What is expected:
Below is a set of records; restate each one word for word.

Task inputs:

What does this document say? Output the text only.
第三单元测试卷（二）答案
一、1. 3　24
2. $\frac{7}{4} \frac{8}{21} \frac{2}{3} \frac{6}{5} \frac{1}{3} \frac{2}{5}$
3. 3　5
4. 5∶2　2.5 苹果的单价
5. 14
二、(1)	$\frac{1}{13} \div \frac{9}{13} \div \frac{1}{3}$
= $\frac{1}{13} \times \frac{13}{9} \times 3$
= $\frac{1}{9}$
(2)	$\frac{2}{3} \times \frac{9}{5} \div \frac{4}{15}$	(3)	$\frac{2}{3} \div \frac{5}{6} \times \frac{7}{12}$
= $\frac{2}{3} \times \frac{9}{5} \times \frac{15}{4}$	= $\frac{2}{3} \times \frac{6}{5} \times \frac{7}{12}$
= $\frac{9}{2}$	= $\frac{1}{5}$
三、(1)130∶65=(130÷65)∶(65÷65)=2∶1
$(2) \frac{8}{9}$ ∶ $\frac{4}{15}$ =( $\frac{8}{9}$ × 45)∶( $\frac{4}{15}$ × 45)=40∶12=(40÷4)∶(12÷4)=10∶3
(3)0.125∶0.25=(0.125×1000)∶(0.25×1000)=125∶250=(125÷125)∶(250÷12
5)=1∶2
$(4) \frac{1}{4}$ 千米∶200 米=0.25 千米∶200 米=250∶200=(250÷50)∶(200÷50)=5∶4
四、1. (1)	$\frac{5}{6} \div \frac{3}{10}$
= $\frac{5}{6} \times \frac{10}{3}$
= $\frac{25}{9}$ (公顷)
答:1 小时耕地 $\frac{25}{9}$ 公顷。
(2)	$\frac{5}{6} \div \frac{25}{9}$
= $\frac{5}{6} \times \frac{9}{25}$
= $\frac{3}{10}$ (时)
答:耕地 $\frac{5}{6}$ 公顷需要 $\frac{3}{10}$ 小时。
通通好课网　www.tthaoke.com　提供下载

Task answer:
What does this document say? Output the text only.
第三单元测试卷（二）答案
一、1. 3　24
2. $\frac{7}{4} \frac{8}{21} \frac{2}{3} \frac{6}{5} \frac{1}{3} \frac{2}{5}$
3. 3　5
4. 5∶2　2.5 苹果的单价
5. 14
二、(1)	$\frac{1}{13} \div \frac{9}{13} \div \frac{1}{3}$
= $\frac{1}{13} \times \frac{13}{9} \times 3$
= $\frac{1}{9}$
(2)	$\frac{2}{3} \times \frac{9}{5} \div \frac{4}{15}$	(3)	$\frac{2}{3} \div \frac{5}{6} \times \frac{7}{12}$
= $\frac{2}{3} \times \frac{9}{5} \times \frac{15}{4}$	= $\frac{2}{3} \times \frac{6}{5} \times \frac{7}{12}$
= $\frac{9}{2}$	= $\frac{1}{5}$
三、(1)130∶65=(130÷65)∶(65÷65)=2∶1
$(2) \frac{8}{9}$ ∶ $\frac{4}{15}$ =( $\frac{8}{9}$ × 45)∶( $\frac{4}{15}$ × 45)=40∶12=(40÷4)∶(12÷4)=10∶3
(3)0.125∶0.25=(0.125×1000)∶(0.25×1000)=125∶250=(125÷125)∶(250÷12
5)=1∶2
$(4) \frac{1}{4}$ 千米∶200 米=0.25 千米∶200 米=250∶200=(250÷50)∶(200÷50)=5∶4
四、1. (1)	$\frac{5}{6} \div \frac{3}{10}$
= $\frac{5}{6} \times \frac{10}{3}$
= $\frac{25}{9}$ (公顷)
答:1 小时耕地 $\frac{25}{9}$ 公顷。
(2)	$\frac{5}{6} \div \frac{25}{9}$
= $\frac{5}{6} \times \frac{9}{25}$
= $\frac{3}{10}$ (时)
答:耕地 $\frac{5}{6}$ 公顷需要 $\frac{3}{10}$ 小时。
通通好课网　www.tthaoke.com　提供下载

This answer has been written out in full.